TEXT EXCERPT:
>>>>>

At this point, the brazenly racist policies of the Israeli state became apparent. As Uri Davis has pointed out, these policies were contained in two laws passed in 1950. The first, the Law of Return, permitted any Jew, anywhere in the world, the right to “return” to Israel. This right did not apply to non-Jews, including the Palestinian Arabs who had recently become refugees.  In addition, the Absentee Property Law confiscated the property of Arab “absentees,” and turned it over to the Custodian of Absentee Property.  Arab refugees within their own country were termed “present absentees” (what a phrase!), but not allowed to return to their property. A number of refugees who attempted to do so were termed “infiltrators,” and some were shot in the attempt. Confiscated property accounted for as much as 95 percent of all agricultural land in Israel, and the vast majority of new settlements. 
These confiscated lands, in accordance with the procedures that were established in the Mandate period by the JNF, have become Israel Lands, with their own administration. This administration, controlling 92.6 percent of all of the lands in Israel, only leases these lands to Jews.  Apartheid is thus practiced by dividing lands between those belonging to the state, and only available for Jews, and those in private ownership, primarily in the hands of Arabs.
This situation has only been aggravated by the Israeli occupation of the West Bank and Gaza Strip since 1967. Along with the usual land confiscations and streams of refugees that accompanied the war and the subsequent military administration, the Palestinian labor force of the territories has become increasingly tied to Israeli capital. While Israeli Arabs have increasingly moved from unskilled to semi-skilled positions (still at the bottom of the Israeli ladder), the Arab residents of the “Occupied Territories” have remained stuck in the lowest skill level jobs.  In 1982, 35.9 percent of European Jews had professional or managerial jobs, as opposed to 13.1 percent of Asian-African Jews, 11.4 percent of Israeli Arabs, and 0.8 percent of Non-Citizen Arabs.  The continued exploitation of Arab laborers in construction, agriculture, service industries, and menial labor indicates the caste nature of the labor market. This exploitation continues despite the massive increase in levels of education among Palestinian Arabs as a whole. Young people trained as engineers and computer scientists must find work abroad (and perhaps never come back), or submit to exclusion from their chosen fields and work in whatever jobs they can find available.

<<<<<

SUPPLIED DATA:

>>>>>

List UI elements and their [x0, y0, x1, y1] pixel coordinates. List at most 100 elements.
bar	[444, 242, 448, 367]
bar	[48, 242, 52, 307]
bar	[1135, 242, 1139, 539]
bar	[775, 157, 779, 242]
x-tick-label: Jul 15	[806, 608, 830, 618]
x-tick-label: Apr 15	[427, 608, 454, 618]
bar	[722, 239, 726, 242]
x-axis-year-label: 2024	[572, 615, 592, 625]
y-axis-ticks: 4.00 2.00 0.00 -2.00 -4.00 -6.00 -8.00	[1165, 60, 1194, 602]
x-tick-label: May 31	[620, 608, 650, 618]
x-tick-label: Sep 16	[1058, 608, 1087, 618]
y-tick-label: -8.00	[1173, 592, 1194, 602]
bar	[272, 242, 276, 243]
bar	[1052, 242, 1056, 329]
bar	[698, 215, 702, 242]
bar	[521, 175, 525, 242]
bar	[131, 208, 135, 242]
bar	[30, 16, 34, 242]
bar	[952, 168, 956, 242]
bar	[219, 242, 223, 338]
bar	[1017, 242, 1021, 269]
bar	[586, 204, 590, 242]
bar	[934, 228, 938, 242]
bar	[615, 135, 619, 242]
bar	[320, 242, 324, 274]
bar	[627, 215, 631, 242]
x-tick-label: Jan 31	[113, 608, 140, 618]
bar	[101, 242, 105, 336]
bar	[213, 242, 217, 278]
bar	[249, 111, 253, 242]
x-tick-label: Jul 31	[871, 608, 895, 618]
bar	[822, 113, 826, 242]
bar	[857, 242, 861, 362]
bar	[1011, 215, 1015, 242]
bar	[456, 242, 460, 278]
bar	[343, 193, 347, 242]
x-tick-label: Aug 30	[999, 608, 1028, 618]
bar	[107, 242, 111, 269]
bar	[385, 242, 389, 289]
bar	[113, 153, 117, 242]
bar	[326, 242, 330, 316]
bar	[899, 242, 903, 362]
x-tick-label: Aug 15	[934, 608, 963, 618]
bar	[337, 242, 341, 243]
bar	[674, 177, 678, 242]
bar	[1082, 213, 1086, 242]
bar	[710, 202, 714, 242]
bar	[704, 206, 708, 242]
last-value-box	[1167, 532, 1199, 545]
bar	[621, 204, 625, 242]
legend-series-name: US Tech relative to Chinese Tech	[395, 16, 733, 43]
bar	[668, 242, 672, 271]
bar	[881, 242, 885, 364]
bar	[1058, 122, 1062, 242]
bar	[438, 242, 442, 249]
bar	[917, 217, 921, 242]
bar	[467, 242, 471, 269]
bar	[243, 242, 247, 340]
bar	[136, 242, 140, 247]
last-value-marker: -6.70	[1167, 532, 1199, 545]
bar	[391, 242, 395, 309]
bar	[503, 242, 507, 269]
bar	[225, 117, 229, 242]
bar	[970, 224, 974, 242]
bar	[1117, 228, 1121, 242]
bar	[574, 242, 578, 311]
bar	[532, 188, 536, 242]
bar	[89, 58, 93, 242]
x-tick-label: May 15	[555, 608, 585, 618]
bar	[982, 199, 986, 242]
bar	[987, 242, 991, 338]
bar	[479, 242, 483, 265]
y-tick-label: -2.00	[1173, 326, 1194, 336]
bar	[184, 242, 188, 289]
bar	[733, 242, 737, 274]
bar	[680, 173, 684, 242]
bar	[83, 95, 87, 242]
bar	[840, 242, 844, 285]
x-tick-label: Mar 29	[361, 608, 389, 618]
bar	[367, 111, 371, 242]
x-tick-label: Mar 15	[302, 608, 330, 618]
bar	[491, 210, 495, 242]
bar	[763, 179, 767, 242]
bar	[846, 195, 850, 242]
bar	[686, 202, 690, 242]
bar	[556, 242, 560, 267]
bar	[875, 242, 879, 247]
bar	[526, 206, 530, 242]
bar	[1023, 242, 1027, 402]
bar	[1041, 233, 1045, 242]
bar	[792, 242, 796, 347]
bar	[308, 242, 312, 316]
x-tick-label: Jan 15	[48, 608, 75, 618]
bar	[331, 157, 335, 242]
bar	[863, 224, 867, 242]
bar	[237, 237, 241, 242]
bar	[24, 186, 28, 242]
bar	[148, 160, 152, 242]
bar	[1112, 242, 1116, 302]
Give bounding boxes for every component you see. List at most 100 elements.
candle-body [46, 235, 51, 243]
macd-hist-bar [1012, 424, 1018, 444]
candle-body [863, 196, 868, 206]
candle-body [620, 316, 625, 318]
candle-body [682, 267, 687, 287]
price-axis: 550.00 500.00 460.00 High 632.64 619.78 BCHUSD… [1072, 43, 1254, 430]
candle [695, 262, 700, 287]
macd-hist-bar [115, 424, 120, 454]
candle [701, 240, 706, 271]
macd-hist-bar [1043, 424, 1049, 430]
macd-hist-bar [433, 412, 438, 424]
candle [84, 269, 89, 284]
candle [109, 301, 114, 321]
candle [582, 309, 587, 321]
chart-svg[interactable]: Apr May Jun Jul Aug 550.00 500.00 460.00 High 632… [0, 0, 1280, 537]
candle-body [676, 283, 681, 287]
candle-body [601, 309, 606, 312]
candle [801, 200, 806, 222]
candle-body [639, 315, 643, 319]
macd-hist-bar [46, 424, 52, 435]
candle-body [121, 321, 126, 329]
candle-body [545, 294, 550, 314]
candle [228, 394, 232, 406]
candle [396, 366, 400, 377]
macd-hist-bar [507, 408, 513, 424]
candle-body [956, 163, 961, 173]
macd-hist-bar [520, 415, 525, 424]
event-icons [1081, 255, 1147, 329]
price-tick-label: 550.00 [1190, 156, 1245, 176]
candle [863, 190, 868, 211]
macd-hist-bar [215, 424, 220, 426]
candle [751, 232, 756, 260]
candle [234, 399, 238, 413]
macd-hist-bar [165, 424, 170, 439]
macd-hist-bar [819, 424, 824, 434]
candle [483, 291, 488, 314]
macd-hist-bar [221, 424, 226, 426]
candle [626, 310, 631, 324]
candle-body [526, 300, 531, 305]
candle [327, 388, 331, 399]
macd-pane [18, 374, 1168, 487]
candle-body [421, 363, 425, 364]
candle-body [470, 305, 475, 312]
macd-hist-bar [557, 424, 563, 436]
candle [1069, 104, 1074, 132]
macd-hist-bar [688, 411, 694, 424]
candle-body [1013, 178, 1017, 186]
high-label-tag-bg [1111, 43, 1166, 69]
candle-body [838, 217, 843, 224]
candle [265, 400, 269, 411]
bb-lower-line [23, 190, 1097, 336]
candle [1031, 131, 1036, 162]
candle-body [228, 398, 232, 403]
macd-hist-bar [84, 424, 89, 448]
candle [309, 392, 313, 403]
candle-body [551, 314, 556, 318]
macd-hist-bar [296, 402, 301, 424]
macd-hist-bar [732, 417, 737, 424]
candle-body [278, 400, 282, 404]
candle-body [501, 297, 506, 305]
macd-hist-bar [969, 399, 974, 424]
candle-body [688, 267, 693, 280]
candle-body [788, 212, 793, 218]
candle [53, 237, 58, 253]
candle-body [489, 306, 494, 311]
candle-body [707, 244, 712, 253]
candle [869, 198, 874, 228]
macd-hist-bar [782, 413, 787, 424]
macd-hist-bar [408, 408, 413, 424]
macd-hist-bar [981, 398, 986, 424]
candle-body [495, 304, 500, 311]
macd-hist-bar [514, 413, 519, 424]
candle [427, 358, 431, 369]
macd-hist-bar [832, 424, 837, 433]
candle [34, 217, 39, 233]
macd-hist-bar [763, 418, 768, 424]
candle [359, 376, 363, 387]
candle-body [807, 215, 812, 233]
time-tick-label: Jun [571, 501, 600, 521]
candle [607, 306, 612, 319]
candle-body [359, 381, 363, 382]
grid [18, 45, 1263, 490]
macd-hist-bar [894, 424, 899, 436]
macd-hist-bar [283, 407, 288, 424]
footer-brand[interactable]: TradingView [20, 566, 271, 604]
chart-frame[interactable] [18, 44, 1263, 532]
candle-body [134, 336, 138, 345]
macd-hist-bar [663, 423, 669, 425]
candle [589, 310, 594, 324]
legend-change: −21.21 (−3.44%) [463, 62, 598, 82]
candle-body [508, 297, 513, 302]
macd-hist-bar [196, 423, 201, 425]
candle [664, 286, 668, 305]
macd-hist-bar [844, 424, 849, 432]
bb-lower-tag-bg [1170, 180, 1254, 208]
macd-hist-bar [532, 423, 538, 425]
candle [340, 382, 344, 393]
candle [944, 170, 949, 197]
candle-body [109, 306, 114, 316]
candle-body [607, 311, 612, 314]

<<<<<

WHAT YOU HAVE TO DO:
Say whether each statement agrees with the text on Israeli land and labor policy. Answer yes or no for each, and quote the deciding words of the text.
(a) The Law of Return and the Absentee Property Law were both passed in 1950.
(b) The administration of Israel Lands leases its lands to both Jews and Arabs.
(c) In 1982, 11.4 percent of Non-Citizen Arabs held professional or managerial jobs.

REPLY:
(a) Yes: "these policies were contained in two laws passed in 1950."
(b) No: "only leases these lands to Jews."
(c) No: "11.4 percent of Israeli Arabs, and 0.8 percent of Non-Citizen Arabs."